SET EXERCISE:
Would you retype all of these records exactly?

======== MATERIAL TO PROCESS

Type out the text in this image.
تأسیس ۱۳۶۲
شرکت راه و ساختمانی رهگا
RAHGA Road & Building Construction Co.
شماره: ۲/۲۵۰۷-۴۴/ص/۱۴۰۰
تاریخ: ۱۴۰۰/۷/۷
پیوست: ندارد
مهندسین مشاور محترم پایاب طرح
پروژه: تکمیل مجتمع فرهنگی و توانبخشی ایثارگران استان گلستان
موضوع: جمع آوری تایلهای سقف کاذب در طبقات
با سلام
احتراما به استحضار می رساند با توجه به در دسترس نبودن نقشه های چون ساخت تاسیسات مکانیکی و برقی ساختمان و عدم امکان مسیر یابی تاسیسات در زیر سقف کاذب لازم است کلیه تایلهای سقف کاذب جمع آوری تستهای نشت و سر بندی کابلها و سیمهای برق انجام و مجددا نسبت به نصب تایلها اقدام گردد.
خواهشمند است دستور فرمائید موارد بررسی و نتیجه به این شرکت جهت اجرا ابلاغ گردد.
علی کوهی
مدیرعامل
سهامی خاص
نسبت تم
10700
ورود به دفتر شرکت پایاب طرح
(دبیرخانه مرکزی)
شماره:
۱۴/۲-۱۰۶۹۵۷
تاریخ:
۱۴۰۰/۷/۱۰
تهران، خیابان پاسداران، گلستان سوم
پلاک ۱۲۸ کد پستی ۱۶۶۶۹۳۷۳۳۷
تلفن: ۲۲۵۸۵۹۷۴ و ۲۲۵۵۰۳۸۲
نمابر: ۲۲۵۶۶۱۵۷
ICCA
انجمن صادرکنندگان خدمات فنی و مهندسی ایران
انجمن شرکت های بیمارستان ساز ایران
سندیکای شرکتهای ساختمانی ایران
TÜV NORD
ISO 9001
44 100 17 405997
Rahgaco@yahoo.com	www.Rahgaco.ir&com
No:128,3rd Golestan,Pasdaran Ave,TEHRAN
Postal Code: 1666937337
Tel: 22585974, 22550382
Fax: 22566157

================

COMPLETE RESPONSE:
Type out the text in this image.
تأسیس ۱۳۶۲
شرکت راه و ساختمانی رهگا
RAHGA Road & Building Construction Co.
شماره: ۲/۲۵۰۷-۴۴/ص/۱۴۰۰
تاریخ: ۱۴۰۰/۷/۷
پیوست: ندارد
مهندسین مشاور محترم پایاب طرح
پروژه: تکمیل مجتمع فرهنگی و توانبخشی ایثارگران استان گلستان
موضوع: جمع آوری تایلهای سقف کاذب در طبقات
با سلام
احتراما به استحضار می رساند با توجه به در دسترس نبودن نقشه های چون ساخت تاسیسات مکانیکی و برقی ساختمان و عدم امکان مسیر یابی تاسیسات در زیر سقف کاذب لازم است کلیه تایلهای سقف کاذب جمع آوری تستهای نشت و سر بندی کابلها و سیمهای برق انجام و مجددا نسبت به نصب تایلها اقدام گردد.
خواهشمند است دستور فرمائید موارد بررسی و نتیجه به این شرکت جهت اجرا ابلاغ گردد.
علی کوهی
مدیرعامل
سهامی خاص
نسبت تم
10700
ورود به دفتر شرکت پایاب طرح
(دبیرخانه مرکزی)
شماره:
۱۴/۲-۱۰۶۹۵۷
تاریخ:
۱۴۰۰/۷/۱۰
تهران، خیابان پاسداران، گلستان سوم
پلاک ۱۲۸ کد پستی ۱۶۶۶۹۳۷۳۳۷
تلفن: ۲۲۵۸۵۹۷۴ و ۲۲۵۵۰۳۸۲
نمابر: ۲۲۵۶۶۱۵۷
ICCA
انجمن صادرکنندگان خدمات فنی و مهندسی ایران
انجمن شرکت های بیمارستان ساز ایران
سندیکای شرکتهای ساختمانی ایران
TÜV NORD
ISO 9001
44 100 17 405997
Rahgaco@yahoo.com	www.Rahgaco.ir&com
No:128,3rd Golestan,Pasdaran Ave,TEHRAN
Postal Code: 1666937337
Tel: 22585974, 22550382
Fax: 22566157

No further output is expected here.